## What you will do
Restate the full set of records exactly, without adding or dropping a word.

— START Data for this exercise —

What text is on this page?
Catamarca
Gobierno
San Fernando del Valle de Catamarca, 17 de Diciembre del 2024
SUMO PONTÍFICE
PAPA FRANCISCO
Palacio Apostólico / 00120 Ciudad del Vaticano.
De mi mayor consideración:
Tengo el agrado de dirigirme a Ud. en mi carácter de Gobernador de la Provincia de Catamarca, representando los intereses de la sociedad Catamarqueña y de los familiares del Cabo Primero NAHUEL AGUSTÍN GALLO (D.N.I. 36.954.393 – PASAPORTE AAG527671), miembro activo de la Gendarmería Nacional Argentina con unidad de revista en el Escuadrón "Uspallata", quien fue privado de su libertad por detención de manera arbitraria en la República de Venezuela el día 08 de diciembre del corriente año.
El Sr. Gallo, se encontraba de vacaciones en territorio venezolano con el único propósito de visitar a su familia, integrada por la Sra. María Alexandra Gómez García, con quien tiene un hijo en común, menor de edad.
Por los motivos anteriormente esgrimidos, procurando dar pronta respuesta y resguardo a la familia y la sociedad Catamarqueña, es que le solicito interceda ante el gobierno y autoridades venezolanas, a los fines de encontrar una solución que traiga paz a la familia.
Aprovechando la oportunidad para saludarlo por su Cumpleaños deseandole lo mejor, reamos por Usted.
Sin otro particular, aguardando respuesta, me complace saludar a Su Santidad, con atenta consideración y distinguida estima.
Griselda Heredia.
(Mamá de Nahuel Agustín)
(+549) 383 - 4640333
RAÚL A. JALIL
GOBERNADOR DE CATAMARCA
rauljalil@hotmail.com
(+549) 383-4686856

— END Data for this exercise —

## Solution to the exercise
What text is on this page?
Catamarca
Gobierno
San Fernando del Valle de Catamarca, 17 de Diciembre del 2024
SUMO PONTÍFICE
PAPA FRANCISCO
Palacio Apostólico / 00120 Ciudad del Vaticano.
De mi mayor consideración:
Tengo el agrado de dirigirme a Ud. en mi carácter de Gobernador de la Provincia de Catamarca, representando los intereses de la sociedad Catamarqueña y de los familiares del Cabo Primero NAHUEL AGUSTÍN GALLO (D.N.I. 36.954.393 – PASAPORTE AAG527671), miembro activo de la Gendarmería Nacional Argentina con unidad de revista en el Escuadrón "Uspallata", quien fue privado de su libertad por detención de manera arbitraria en la República de Venezuela el día 08 de diciembre del corriente año.
El Sr. Gallo, se encontraba de vacaciones en territorio venezolano con el único propósito de visitar a su familia, integrada por la Sra. María Alexandra Gómez García, con quien tiene un hijo en común, menor de edad.
Por los motivos anteriormente esgrimidos, procurando dar pronta respuesta y resguardo a la familia y la sociedad Catamarqueña, es que le solicito interceda ante el gobierno y autoridades venezolanas, a los fines de encontrar una solución que traiga paz a la familia.
Aprovechando la oportunidad para saludarlo por su Cumpleaños deseandole lo mejor, reamos por Usted.
Sin otro particular, aguardando respuesta, me complace saludar a Su Santidad, con atenta consideración y distinguida estima.
Griselda Heredia.
(Mamá de Nahuel Agustín)
(+549) 383 - 4640333
RAÚL A. JALIL
GOBERNADOR DE CATAMARCA
rauljalil@hotmail.com
(+549) 383-4686856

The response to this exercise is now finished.